[WRITTEN INSTRUCTION]:
Look below for the line containing "What's the underlying". Output it and each remaining line of the entries exactly, and nothing else.
***
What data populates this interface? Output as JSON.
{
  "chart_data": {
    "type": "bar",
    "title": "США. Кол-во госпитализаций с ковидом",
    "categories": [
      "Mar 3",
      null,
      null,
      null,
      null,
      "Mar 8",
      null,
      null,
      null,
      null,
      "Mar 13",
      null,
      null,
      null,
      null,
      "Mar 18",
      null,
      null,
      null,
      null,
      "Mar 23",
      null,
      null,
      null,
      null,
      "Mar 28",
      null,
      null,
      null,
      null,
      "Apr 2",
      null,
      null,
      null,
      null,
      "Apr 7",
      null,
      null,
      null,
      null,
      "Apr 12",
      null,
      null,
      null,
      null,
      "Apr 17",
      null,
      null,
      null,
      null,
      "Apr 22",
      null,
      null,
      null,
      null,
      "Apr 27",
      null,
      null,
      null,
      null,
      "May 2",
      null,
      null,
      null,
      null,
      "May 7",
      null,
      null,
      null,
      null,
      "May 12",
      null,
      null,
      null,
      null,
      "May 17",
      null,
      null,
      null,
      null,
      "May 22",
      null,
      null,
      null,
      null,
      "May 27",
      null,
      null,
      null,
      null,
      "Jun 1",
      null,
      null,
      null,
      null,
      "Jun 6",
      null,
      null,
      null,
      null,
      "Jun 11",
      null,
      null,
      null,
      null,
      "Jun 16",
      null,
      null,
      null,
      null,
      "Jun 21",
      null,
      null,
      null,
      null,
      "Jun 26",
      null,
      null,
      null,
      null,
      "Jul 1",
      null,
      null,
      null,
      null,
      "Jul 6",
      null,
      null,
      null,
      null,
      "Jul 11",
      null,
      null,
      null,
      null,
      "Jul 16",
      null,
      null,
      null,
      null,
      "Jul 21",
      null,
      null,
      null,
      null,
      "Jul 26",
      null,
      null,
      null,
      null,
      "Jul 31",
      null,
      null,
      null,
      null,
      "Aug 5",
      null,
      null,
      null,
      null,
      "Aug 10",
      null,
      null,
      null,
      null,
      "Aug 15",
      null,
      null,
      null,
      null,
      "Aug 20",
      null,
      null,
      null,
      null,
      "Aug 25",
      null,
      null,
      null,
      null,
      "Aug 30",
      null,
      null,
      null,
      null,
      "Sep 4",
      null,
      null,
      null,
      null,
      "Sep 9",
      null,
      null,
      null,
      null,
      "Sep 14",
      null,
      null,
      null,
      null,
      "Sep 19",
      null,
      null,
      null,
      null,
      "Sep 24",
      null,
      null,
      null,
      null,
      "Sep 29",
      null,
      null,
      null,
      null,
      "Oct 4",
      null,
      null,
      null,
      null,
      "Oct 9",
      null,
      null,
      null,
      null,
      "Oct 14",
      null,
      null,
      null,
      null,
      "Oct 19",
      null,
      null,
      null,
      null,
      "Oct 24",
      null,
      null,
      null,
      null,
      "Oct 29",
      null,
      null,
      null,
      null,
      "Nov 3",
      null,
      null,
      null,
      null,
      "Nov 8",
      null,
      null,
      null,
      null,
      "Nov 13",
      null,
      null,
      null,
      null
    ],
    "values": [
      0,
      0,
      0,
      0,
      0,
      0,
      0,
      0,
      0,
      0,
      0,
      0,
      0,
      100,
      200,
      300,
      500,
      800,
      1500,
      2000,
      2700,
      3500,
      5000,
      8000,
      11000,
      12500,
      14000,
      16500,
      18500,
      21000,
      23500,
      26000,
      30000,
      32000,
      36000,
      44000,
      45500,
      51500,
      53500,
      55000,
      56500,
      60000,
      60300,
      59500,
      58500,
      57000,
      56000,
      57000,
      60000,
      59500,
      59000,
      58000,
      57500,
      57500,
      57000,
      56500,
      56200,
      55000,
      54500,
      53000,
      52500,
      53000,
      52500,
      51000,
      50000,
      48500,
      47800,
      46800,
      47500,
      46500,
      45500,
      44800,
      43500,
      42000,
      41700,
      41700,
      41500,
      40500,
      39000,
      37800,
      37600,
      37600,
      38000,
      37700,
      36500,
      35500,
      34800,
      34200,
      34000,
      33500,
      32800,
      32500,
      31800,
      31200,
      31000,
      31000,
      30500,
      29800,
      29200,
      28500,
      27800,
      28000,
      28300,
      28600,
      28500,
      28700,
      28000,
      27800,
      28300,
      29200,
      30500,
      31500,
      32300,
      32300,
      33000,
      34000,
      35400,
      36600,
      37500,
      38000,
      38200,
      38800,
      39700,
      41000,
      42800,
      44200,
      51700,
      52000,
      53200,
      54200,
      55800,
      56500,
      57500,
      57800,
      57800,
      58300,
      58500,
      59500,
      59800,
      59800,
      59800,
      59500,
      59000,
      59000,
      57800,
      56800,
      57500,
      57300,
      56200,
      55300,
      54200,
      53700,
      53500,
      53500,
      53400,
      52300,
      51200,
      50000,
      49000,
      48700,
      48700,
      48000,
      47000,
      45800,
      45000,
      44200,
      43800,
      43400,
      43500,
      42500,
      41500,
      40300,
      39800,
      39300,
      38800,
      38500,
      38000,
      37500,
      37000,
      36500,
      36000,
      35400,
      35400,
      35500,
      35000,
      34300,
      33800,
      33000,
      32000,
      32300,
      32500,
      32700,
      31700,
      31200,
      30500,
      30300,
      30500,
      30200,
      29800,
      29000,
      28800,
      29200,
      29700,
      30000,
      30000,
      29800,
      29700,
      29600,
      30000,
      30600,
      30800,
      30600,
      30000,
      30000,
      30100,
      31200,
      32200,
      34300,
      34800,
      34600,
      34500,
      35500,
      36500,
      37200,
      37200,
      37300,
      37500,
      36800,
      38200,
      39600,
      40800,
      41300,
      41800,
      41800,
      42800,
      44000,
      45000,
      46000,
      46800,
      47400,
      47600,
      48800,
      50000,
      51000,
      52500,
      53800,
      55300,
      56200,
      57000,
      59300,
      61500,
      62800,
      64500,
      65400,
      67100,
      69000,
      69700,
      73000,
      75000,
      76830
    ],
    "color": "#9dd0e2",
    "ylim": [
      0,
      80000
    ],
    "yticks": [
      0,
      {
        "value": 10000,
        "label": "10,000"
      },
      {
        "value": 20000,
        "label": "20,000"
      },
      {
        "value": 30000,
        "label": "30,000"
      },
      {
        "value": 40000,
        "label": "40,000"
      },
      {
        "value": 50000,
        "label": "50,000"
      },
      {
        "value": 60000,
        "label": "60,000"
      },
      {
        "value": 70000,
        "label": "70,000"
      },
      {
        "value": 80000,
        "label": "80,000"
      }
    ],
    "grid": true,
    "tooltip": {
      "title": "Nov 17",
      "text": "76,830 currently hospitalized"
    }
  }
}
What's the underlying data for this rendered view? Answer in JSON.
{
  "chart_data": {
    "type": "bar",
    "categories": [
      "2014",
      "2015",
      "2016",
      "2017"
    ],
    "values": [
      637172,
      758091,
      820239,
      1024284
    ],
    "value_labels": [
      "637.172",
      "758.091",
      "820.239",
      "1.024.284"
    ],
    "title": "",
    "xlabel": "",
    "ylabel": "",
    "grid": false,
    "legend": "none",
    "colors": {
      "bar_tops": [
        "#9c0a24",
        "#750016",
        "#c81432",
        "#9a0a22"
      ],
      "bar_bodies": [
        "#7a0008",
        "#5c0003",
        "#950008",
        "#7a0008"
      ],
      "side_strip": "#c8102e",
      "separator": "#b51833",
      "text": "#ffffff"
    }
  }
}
***
[ANSWER FOR THE TASK]:
What's the underlying data for this rendered view? Answer in JSON.
{
  "chart_data": {
    "type": "bar",
    "categories": [
      "2014",
      "2015",
      "2016",
      "2017"
    ],
    "values": [
      637172,
      758091,
      820239,
      1024284
    ],
    "value_labels": [
      "637.172",
      "758.091",
      "820.239",
      "1.024.284"
    ],
    "title": "",
    "xlabel": "",
    "ylabel": "",
    "grid": false,
    "legend": "none",
    "colors": {
      "bar_tops": [
        "#9c0a24",
        "#750016",
        "#c81432",
        "#9a0a22"
      ],
      "bar_bodies": [
        "#7a0008",
        "#5c0003",
        "#950008",
        "#7a0008"
      ],
      "side_strip": "#c8102e",
      "separator": "#b51833",
      "text": "#ffffff"
    }
  }
}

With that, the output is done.